--- Begin ---

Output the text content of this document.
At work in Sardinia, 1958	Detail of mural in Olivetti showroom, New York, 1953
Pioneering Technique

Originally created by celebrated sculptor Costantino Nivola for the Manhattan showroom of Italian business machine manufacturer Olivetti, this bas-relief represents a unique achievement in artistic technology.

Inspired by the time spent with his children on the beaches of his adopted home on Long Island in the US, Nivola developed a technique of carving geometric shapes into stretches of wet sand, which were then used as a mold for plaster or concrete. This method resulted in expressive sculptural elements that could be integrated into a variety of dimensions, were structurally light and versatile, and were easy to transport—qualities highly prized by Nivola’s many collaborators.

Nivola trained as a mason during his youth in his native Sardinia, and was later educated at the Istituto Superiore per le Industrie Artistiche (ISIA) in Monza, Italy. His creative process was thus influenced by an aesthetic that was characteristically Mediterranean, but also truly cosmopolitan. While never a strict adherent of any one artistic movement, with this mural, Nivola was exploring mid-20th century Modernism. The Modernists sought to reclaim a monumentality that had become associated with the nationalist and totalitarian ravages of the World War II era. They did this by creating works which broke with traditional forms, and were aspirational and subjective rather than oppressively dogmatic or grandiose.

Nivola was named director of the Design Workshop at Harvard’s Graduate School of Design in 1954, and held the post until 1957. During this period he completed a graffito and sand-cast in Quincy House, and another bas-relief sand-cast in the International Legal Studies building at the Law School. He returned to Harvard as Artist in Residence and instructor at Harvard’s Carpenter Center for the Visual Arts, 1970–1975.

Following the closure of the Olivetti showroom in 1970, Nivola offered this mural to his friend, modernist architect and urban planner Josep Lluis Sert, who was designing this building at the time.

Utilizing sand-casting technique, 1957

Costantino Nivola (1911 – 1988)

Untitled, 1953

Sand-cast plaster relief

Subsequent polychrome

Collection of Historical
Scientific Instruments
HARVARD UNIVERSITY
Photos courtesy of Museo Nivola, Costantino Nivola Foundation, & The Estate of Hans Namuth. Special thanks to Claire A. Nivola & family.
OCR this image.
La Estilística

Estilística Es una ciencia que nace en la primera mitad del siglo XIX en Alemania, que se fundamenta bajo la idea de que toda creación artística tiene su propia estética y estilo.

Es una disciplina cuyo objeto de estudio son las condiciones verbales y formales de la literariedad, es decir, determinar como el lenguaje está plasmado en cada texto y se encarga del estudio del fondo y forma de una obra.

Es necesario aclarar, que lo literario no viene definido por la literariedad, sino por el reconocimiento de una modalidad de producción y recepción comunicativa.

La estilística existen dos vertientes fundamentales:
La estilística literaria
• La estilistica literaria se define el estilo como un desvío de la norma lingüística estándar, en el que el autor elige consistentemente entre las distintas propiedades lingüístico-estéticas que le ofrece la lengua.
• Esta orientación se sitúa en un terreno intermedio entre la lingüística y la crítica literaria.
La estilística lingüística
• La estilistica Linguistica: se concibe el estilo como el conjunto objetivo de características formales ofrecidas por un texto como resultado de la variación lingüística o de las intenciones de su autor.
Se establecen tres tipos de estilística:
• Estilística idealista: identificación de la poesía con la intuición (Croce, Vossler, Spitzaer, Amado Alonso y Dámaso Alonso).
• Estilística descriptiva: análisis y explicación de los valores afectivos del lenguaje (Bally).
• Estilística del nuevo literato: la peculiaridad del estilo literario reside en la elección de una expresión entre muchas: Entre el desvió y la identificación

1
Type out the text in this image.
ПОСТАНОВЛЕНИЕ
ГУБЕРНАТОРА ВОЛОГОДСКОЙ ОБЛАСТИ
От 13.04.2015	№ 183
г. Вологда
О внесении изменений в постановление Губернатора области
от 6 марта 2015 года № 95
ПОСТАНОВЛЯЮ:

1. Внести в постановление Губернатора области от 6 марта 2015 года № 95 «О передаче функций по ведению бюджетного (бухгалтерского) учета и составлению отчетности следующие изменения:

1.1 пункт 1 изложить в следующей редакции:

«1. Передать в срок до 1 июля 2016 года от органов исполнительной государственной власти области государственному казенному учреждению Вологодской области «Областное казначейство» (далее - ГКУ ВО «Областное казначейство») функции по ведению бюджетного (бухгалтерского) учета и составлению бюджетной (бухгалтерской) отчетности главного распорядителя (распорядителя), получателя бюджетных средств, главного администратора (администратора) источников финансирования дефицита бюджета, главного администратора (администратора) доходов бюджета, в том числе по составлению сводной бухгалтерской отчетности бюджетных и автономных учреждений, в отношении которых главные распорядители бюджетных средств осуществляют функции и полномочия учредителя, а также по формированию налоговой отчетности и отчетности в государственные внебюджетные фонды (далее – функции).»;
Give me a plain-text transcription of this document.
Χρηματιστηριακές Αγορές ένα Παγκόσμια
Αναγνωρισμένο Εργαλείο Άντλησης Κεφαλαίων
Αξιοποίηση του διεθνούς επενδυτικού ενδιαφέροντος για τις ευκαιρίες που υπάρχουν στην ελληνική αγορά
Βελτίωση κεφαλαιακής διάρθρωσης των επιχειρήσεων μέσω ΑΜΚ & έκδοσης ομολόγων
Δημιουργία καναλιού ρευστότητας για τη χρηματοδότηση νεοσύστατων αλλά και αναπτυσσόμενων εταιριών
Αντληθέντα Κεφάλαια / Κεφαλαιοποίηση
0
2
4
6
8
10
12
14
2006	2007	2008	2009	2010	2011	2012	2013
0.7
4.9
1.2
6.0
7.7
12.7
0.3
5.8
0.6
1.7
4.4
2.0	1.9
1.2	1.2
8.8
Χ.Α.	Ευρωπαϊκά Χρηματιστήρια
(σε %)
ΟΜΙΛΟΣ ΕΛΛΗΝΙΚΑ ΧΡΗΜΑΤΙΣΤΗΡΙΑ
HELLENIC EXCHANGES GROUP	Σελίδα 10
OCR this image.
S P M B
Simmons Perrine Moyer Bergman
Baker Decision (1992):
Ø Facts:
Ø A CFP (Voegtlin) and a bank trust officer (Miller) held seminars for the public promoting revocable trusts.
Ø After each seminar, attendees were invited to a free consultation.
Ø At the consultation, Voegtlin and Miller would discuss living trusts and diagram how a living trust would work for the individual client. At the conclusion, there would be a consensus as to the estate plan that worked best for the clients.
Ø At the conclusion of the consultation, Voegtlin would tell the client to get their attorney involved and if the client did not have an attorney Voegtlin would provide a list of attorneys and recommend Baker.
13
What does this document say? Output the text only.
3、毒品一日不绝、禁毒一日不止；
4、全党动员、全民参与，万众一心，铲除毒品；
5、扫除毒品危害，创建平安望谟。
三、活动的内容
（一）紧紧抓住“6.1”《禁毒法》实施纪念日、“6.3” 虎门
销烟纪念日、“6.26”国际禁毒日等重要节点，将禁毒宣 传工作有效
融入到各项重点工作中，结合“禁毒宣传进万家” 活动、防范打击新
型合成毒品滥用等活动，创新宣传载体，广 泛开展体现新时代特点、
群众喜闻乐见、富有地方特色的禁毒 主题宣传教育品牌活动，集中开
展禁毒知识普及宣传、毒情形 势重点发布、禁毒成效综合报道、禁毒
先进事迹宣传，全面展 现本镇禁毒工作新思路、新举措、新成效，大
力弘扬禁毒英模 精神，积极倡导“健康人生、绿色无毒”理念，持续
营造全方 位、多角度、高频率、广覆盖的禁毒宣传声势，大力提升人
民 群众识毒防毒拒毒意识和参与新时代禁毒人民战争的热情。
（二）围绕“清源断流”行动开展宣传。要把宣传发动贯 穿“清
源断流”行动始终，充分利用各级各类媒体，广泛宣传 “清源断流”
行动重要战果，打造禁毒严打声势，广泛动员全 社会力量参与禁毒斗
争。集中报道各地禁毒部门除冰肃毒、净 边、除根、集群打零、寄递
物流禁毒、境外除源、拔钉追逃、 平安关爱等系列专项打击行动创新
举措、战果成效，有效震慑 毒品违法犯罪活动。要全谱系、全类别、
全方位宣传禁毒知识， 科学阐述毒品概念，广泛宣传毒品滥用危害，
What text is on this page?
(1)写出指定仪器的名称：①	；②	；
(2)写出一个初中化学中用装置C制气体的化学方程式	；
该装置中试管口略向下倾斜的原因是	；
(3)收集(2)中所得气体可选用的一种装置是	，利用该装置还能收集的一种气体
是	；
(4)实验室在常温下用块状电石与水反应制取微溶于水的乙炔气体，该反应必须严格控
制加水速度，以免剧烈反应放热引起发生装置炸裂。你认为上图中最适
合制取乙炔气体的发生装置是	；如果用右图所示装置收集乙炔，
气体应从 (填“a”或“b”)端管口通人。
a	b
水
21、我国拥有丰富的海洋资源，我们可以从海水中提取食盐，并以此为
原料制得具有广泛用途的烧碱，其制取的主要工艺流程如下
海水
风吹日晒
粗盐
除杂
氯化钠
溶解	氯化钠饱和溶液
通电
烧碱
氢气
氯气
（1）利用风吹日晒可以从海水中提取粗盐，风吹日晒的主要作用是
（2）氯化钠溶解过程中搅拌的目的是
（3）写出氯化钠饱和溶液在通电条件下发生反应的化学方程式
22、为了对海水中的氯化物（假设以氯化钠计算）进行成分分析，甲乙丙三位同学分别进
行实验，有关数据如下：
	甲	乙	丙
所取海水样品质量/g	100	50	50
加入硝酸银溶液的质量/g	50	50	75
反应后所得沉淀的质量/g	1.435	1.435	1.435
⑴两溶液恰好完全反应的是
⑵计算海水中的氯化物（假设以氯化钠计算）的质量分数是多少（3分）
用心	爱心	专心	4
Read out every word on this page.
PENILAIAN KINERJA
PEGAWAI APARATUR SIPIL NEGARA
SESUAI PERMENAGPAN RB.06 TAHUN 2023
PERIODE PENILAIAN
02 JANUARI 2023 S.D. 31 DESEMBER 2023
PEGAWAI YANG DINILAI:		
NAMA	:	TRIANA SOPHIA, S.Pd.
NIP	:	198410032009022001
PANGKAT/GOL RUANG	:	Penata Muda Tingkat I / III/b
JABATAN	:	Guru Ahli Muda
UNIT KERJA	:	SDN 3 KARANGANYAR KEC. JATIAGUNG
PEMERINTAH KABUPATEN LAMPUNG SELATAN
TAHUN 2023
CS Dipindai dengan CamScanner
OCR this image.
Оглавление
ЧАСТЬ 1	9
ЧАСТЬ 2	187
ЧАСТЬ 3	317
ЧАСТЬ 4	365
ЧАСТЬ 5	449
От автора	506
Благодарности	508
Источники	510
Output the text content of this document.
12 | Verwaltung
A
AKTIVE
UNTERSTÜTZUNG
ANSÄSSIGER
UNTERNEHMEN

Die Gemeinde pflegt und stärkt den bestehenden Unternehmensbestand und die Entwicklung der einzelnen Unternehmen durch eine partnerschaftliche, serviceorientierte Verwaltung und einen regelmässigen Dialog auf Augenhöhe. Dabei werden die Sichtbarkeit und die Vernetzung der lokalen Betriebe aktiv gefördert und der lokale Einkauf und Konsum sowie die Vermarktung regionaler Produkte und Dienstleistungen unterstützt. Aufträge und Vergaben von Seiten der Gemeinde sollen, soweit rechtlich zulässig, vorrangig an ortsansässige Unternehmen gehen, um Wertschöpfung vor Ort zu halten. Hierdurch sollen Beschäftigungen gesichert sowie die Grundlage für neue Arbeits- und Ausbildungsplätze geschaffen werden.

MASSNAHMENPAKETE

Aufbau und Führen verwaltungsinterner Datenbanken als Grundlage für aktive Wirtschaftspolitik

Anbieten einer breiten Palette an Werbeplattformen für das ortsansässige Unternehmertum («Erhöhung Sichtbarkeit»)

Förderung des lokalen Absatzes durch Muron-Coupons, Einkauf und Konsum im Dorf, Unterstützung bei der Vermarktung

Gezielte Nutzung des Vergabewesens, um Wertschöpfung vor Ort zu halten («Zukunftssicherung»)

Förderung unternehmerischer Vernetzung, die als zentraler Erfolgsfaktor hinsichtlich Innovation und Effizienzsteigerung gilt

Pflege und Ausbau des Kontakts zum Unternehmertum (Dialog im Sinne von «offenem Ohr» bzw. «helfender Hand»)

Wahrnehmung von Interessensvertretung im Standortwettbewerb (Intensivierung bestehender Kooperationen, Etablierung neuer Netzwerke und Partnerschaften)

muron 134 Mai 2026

--- End ---

WRITTEN REQUEST ▸ Only lines that contain the word "What" are wanted; copy each of them.

SOLUTION TO THE EXERCISE ▸
What does this document say? Output the text only.
What text is on this page?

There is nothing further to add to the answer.